What the exercise asks: Gather all lines from the material that contain the word "willingly".

Stored records:
******
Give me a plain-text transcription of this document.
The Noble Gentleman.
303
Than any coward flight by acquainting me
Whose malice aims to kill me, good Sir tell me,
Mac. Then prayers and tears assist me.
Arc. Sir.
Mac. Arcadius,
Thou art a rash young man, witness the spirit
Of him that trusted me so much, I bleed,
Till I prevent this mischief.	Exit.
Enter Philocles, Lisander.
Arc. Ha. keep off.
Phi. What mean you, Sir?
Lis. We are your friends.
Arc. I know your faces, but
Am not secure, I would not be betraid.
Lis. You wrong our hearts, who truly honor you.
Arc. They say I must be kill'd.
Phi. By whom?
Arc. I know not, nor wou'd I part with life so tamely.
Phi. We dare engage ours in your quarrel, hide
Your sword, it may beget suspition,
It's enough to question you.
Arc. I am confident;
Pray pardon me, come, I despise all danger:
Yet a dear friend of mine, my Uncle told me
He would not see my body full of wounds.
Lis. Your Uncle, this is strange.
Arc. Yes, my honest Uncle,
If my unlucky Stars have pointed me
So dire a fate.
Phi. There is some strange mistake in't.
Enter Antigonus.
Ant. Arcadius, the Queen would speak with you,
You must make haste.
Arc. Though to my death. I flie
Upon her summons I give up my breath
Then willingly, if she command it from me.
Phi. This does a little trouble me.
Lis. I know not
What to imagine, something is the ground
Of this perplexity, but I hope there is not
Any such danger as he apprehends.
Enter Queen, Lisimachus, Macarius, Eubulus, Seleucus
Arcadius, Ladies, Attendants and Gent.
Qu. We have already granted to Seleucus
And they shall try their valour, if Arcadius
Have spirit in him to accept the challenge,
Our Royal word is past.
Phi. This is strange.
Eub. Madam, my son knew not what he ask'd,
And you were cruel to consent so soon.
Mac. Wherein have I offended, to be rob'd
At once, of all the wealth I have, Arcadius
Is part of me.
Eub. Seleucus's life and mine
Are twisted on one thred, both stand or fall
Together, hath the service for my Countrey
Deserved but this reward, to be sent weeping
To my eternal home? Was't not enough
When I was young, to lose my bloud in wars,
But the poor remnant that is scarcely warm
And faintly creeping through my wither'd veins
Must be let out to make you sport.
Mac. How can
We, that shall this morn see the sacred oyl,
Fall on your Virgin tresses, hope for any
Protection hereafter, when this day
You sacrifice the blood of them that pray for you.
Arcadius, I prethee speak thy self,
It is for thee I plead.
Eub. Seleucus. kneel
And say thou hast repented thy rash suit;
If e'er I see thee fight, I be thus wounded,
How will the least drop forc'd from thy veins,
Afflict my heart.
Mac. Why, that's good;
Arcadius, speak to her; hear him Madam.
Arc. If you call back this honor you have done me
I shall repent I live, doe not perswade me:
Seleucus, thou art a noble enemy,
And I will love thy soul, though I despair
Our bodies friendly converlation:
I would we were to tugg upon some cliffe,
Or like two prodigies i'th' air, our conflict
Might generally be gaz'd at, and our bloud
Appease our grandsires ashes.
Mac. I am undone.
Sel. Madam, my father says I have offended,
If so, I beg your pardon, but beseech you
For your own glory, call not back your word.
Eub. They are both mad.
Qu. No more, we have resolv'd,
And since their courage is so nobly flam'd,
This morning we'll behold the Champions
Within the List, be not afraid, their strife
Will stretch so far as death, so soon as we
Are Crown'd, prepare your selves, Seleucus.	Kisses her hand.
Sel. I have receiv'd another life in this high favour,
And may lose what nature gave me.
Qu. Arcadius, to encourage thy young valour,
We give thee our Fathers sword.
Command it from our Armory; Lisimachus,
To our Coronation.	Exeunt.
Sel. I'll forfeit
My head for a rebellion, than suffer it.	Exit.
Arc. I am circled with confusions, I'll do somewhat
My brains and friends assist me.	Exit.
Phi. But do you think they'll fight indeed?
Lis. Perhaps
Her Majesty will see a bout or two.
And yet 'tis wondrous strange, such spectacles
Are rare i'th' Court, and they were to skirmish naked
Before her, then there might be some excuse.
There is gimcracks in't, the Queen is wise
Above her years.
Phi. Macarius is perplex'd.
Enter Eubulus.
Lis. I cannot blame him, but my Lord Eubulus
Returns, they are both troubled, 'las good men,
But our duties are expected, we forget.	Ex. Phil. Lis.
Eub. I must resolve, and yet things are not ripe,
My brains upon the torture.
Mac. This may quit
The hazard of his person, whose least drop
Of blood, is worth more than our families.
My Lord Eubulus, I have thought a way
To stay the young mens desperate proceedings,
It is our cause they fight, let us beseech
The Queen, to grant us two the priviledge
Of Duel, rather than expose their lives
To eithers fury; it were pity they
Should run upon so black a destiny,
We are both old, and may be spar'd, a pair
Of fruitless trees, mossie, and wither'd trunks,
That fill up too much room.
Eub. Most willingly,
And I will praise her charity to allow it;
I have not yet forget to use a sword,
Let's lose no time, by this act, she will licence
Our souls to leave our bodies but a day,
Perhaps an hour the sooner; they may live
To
******
Full response:
Then willingly, if she command it from me.
Eub. Most willingly,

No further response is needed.